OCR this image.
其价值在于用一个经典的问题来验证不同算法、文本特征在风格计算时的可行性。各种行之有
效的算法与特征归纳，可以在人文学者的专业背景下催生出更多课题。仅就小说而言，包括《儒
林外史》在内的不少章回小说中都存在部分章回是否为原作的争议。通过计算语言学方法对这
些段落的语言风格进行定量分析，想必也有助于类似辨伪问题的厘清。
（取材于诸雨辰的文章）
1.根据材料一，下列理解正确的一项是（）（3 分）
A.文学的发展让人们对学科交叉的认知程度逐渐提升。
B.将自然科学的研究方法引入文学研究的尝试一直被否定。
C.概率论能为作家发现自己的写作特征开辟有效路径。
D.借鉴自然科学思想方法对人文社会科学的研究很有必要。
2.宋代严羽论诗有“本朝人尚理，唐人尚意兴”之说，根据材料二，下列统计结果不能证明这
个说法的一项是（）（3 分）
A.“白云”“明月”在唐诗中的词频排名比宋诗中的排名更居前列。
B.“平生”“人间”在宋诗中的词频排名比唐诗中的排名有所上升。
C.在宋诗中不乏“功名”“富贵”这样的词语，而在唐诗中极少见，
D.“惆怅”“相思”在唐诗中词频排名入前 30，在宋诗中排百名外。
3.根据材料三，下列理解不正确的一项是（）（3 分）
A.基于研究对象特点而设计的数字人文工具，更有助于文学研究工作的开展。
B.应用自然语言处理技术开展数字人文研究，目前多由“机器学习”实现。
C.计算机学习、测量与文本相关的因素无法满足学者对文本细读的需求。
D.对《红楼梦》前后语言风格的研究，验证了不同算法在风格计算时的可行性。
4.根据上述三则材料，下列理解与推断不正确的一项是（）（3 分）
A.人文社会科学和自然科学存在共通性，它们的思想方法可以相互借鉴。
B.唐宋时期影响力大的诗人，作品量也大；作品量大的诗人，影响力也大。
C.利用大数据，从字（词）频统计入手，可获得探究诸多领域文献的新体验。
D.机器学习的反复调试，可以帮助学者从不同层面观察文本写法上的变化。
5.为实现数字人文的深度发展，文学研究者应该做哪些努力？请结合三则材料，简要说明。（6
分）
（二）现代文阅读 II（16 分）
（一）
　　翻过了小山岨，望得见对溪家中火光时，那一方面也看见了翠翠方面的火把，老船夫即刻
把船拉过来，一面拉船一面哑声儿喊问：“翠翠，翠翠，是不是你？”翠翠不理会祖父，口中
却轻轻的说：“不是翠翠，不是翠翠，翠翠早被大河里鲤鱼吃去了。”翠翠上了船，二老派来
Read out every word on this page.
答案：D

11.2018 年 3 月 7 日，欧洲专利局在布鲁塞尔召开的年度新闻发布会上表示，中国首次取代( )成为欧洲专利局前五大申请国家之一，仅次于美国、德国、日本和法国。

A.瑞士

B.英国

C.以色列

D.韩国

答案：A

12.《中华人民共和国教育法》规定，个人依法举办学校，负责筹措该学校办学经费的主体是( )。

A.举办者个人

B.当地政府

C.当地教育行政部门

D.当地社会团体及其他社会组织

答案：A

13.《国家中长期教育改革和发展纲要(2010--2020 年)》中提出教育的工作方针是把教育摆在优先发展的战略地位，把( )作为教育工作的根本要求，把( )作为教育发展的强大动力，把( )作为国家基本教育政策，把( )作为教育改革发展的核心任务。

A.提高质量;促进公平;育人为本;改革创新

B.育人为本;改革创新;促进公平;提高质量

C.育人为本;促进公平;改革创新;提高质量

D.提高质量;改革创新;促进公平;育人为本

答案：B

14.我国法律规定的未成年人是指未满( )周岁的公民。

══════════════════════════════

● What you need to do
Write all of the records out again exactly.

● Solved exercise
OCR this image.
其价值在于用一个经典的问题来验证不同算法、文本特征在风格计算时的可行性。各种行之有
效的算法与特征归纳，可以在人文学者的专业背景下催生出更多课题。仅就小说而言，包括《儒
林外史》在内的不少章回小说中都存在部分章回是否为原作的争议。通过计算语言学方法对这
些段落的语言风格进行定量分析，想必也有助于类似辨伪问题的厘清。
（取材于诸雨辰的文章）
1.根据材料一，下列理解正确的一项是（）（3 分）
A.文学的发展让人们对学科交叉的认知程度逐渐提升。
B.将自然科学的研究方法引入文学研究的尝试一直被否定。
C.概率论能为作家发现自己的写作特征开辟有效路径。
D.借鉴自然科学思想方法对人文社会科学的研究很有必要。
2.宋代严羽论诗有“本朝人尚理，唐人尚意兴”之说，根据材料二，下列统计结果不能证明这
个说法的一项是（）（3 分）
A.“白云”“明月”在唐诗中的词频排名比宋诗中的排名更居前列。
B.“平生”“人间”在宋诗中的词频排名比唐诗中的排名有所上升。
C.在宋诗中不乏“功名”“富贵”这样的词语，而在唐诗中极少见，
D.“惆怅”“相思”在唐诗中词频排名入前 30，在宋诗中排百名外。
3.根据材料三，下列理解不正确的一项是（）（3 分）
A.基于研究对象特点而设计的数字人文工具，更有助于文学研究工作的开展。
B.应用自然语言处理技术开展数字人文研究，目前多由“机器学习”实现。
C.计算机学习、测量与文本相关的因素无法满足学者对文本细读的需求。
D.对《红楼梦》前后语言风格的研究，验证了不同算法在风格计算时的可行性。
4.根据上述三则材料，下列理解与推断不正确的一项是（）（3 分）
A.人文社会科学和自然科学存在共通性，它们的思想方法可以相互借鉴。
B.唐宋时期影响力大的诗人，作品量也大；作品量大的诗人，影响力也大。
C.利用大数据，从字（词）频统计入手，可获得探究诸多领域文献的新体验。
D.机器学习的反复调试，可以帮助学者从不同层面观察文本写法上的变化。
5.为实现数字人文的深度发展，文学研究者应该做哪些努力？请结合三则材料，简要说明。（6
分）
（二）现代文阅读 II（16 分）
（一）
　　翻过了小山岨，望得见对溪家中火光时，那一方面也看见了翠翠方面的火把，老船夫即刻
把船拉过来，一面拉船一面哑声儿喊问：“翠翠，翠翠，是不是你？”翠翠不理会祖父，口中
却轻轻的说：“不是翠翠，不是翠翠，翠翠早被大河里鲤鱼吃去了。”翠翠上了船，二老派来
Read out every word on this page.
答案：D

11.2018 年 3 月 7 日，欧洲专利局在布鲁塞尔召开的年度新闻发布会上表示，中国首次取代( )成为欧洲专利局前五大申请国家之一，仅次于美国、德国、日本和法国。

A.瑞士

B.英国

C.以色列

D.韩国

答案：A

12.《中华人民共和国教育法》规定，个人依法举办学校，负责筹措该学校办学经费的主体是( )。

A.举办者个人

B.当地政府

C.当地教育行政部门

D.当地社会团体及其他社会组织

答案：A

13.《国家中长期教育改革和发展纲要(2010--2020 年)》中提出教育的工作方针是把教育摆在优先发展的战略地位，把( )作为教育工作的根本要求，把( )作为教育发展的强大动力，把( )作为国家基本教育政策，把( )作为教育改革发展的核心任务。

A.提高质量;促进公平;育人为本;改革创新

B.育人为本;改革创新;促进公平;提高质量

C.育人为本;促进公平;改革创新;提高质量

D.提高质量;改革创新;促进公平;育人为本

答案：B

14.我国法律规定的未成年人是指未满( )周岁的公民。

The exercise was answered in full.